_AIM OF THE TASK_.
Carry on the conversation about giving up high heels and clearing out a closet after becoming a mom, picking up right after its final sentence.

_PASSAGE PROVIDED_.
■ ■ ■ ■

I was similar. I mean I used to teach in schools in the UK and I had my style for teaching and that involved high heels and I used to totter down the corridor in my high heels to go and teach my lessons. It was just sort of my thing and as soon as I had my first child I've not worn them since. I mean they just don't, and I've kept one pair in case, god forbid, I have to go to a funeral or something and have to look nice. But even now I wouldn't choose to go out of an evening wearing heels. I've just not comfortable in them anymore. I want my. Doc Martins are my go to now.

Lisa Malone:

And, honestly, what I love about today's style is those white tennis shoes are all the rage yes God, because I swear my feet are ruined from wearing heels back in like the 80s and the 90s and pantyhose, oh, awful, awful. So you make a good point about or that made me think about it. When you're talking about your former selves, those things are very emotional. So when you're a mom, especially a brand new mom first time your body doesn't fit in your clothes anymore, you know it's a real eye opener that it's so emotional.

Lisa Malone:

The life you had before kids is something that you loved, hopefully, but now you love this new life and you feel guilty about loving the old life even though you've got this new life that you love, and so it's finding the balance between recognizing this is an emotional experience, which is why it's so overwhelming to purge your closet. But when you get past it, the freedom that that is an edited wardrobe where you can find what you like, you fit in what you have, you feel confident in what you have and you can, you know, have some fun with it. That's the new approach to it and that whole feeling. You know I have arrived. You know I honor the path that got me. I'm here, but I'm determining the path I'm taking forward and that's the big switch in the mindset between you know, being miserable, walking in your closet, going, oh I haven't done this, or I'm too overweight or I, you know, I don't even know.

■ ■ ■ ■

_INFORMATION PROVIDED_.
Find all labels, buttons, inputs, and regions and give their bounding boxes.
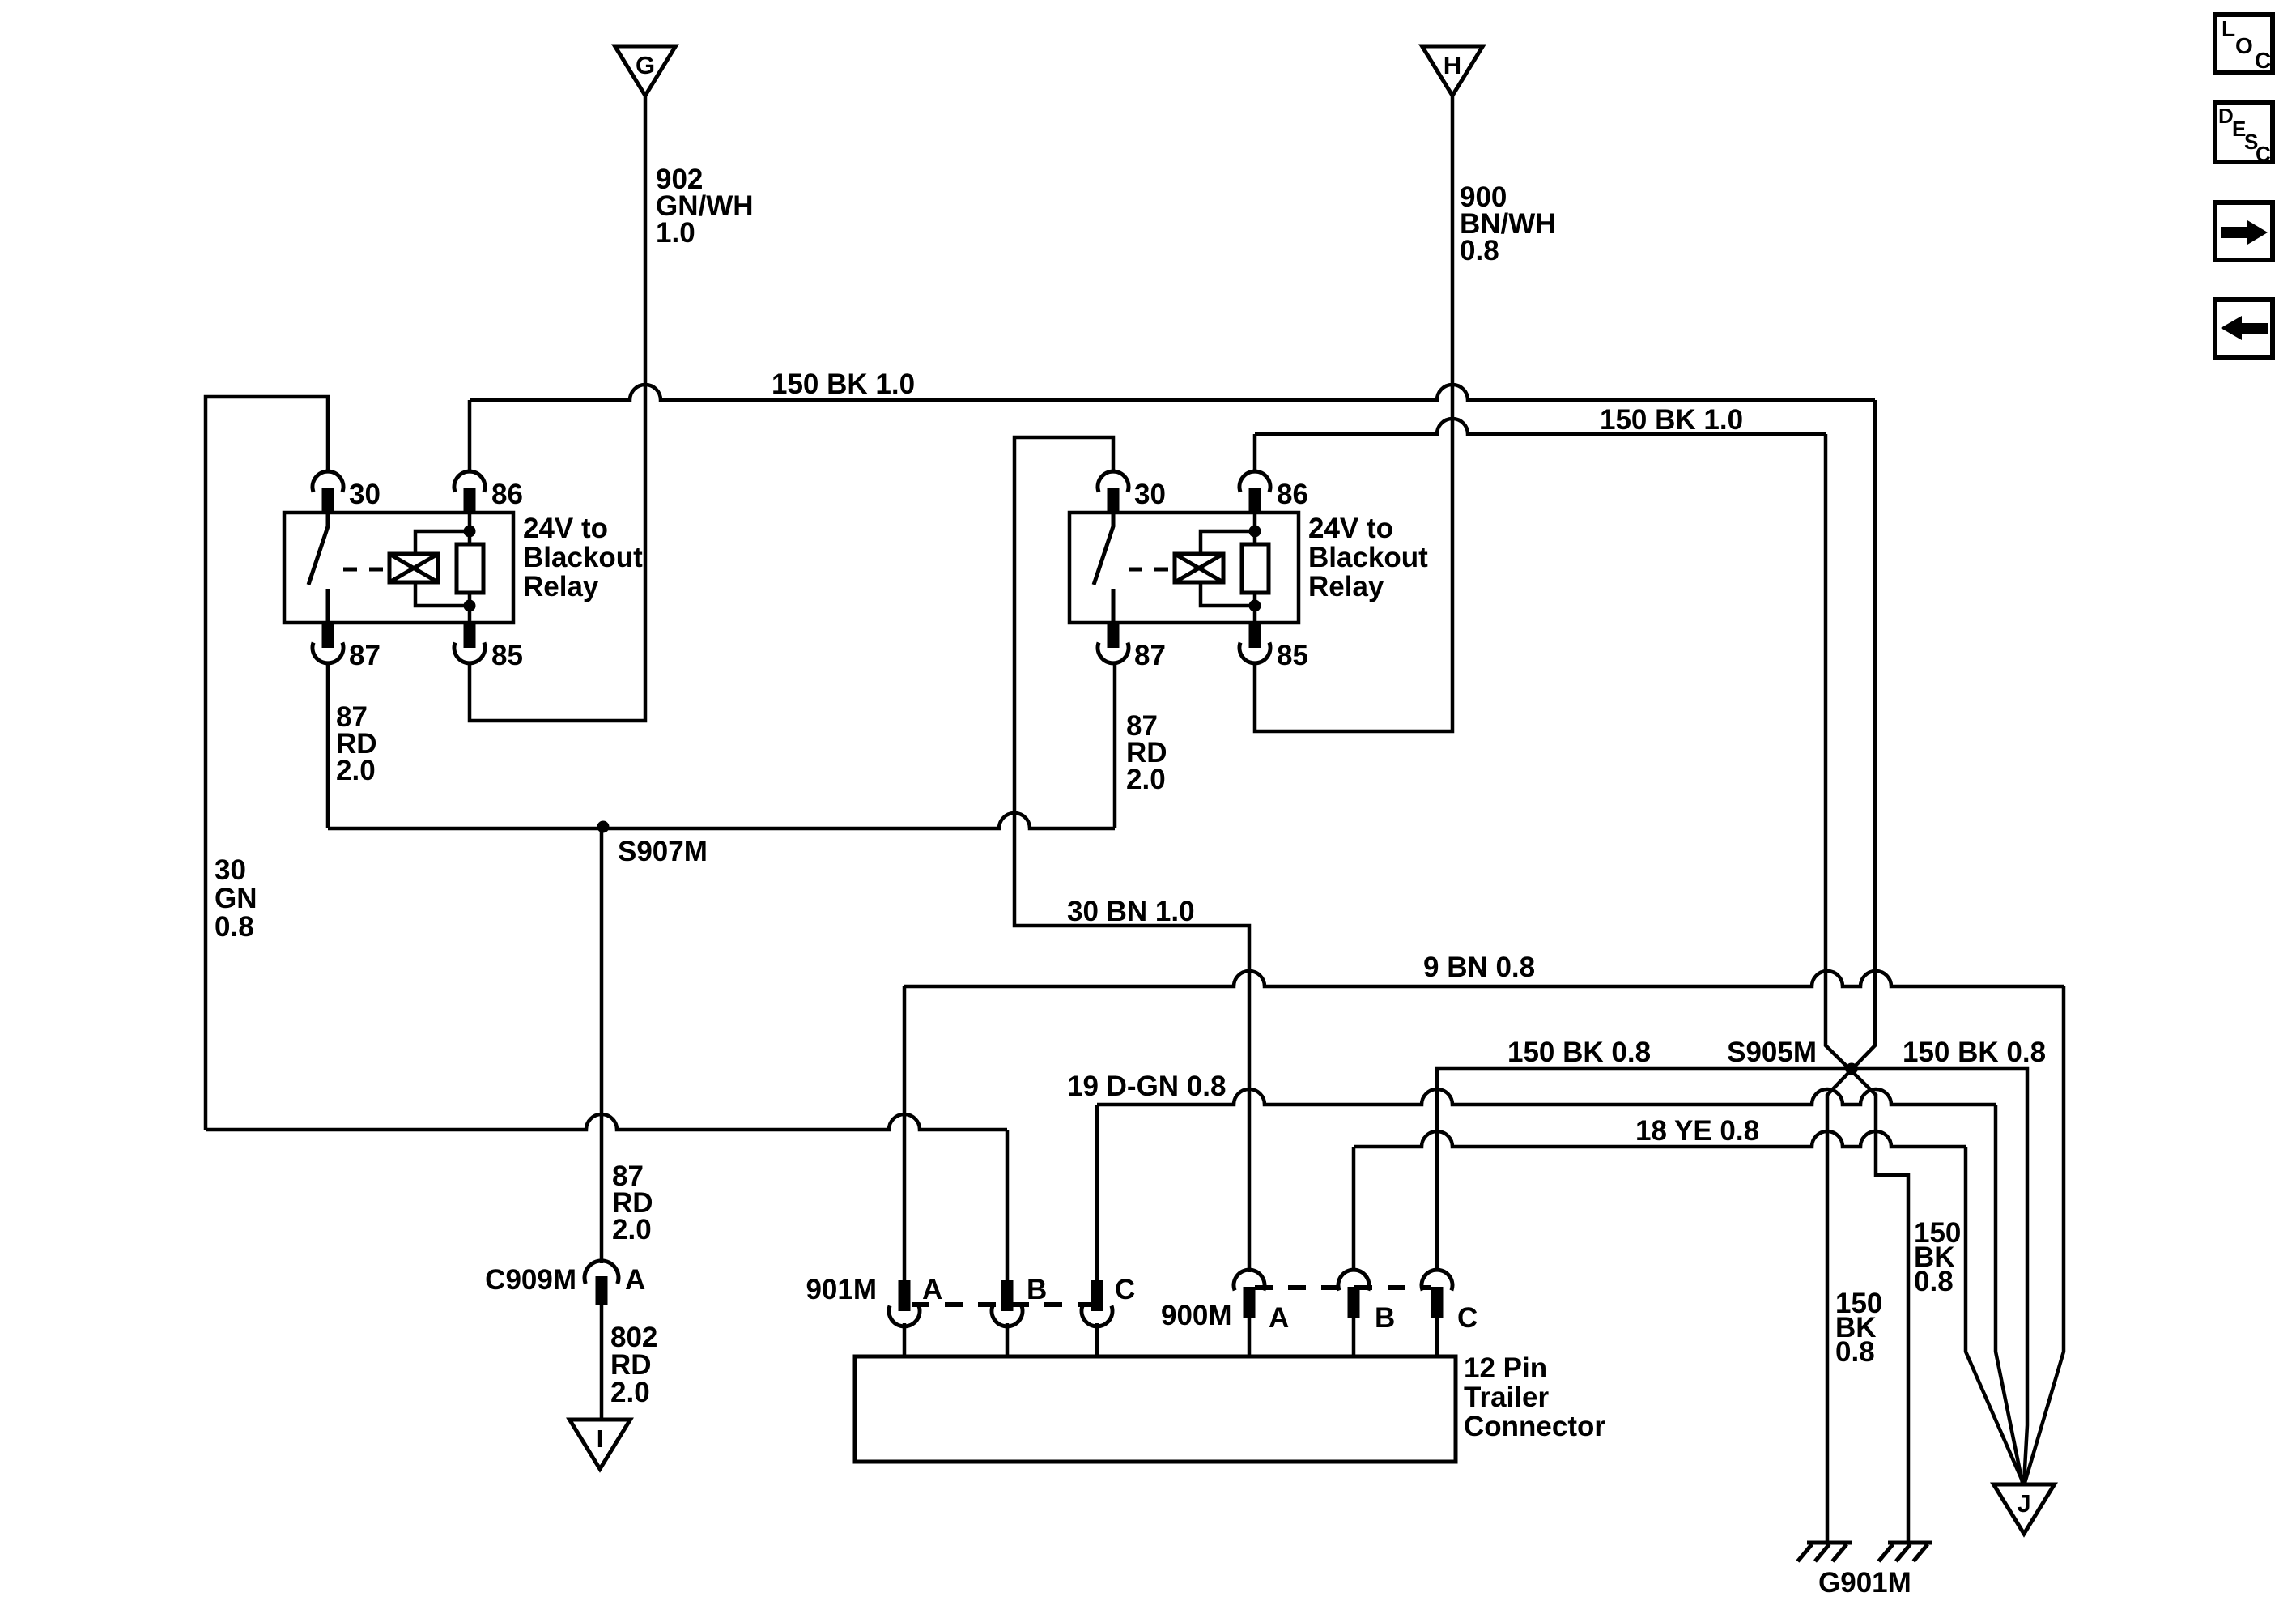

■ ■ ■ ■

_RESULT FOR THIS TASK_.
Caroline Thor:

I've got nothing to wear, right.

Caroline Thor:

How often do we stand in front of a closet full of clothes and say I've got nothing to wear? Yes, because we don't know anymore what we've got, what fits us, what suits us anymore. I've even discovered that my style if I even have one, which I'm very dubious about it's changed even in the last five years. The last time I conmarried my clothes was five years ago, and I've realized this, having done the switch from summer to autumn. Wardrobes this season change. I haven't worn an awful lot of things this summer, an awful lot of things. I just haven't gone for them. They clearly don't spark joy for me anymore, so I've let those go. I took those straight to donation so that I don't have them taking up space for next year.

Lisa Malone:

Yes, so I discovered Marie Kondo a while ago when I was still working corporate and I love using the phrase spark joy because I used to shout it out. I've got four boys and a husband and they would be like, okay, and I wanted to do their closet, but Marie says no, you don't do other people's stuff, they have to do it. So I just was enjoying all in my own drawers and my closet, but it's such a freeing thing to just appreciate the article of clothing and then let it go, guys, that it doesn't serve you any longer. And yeah, so it just was a whole awakening.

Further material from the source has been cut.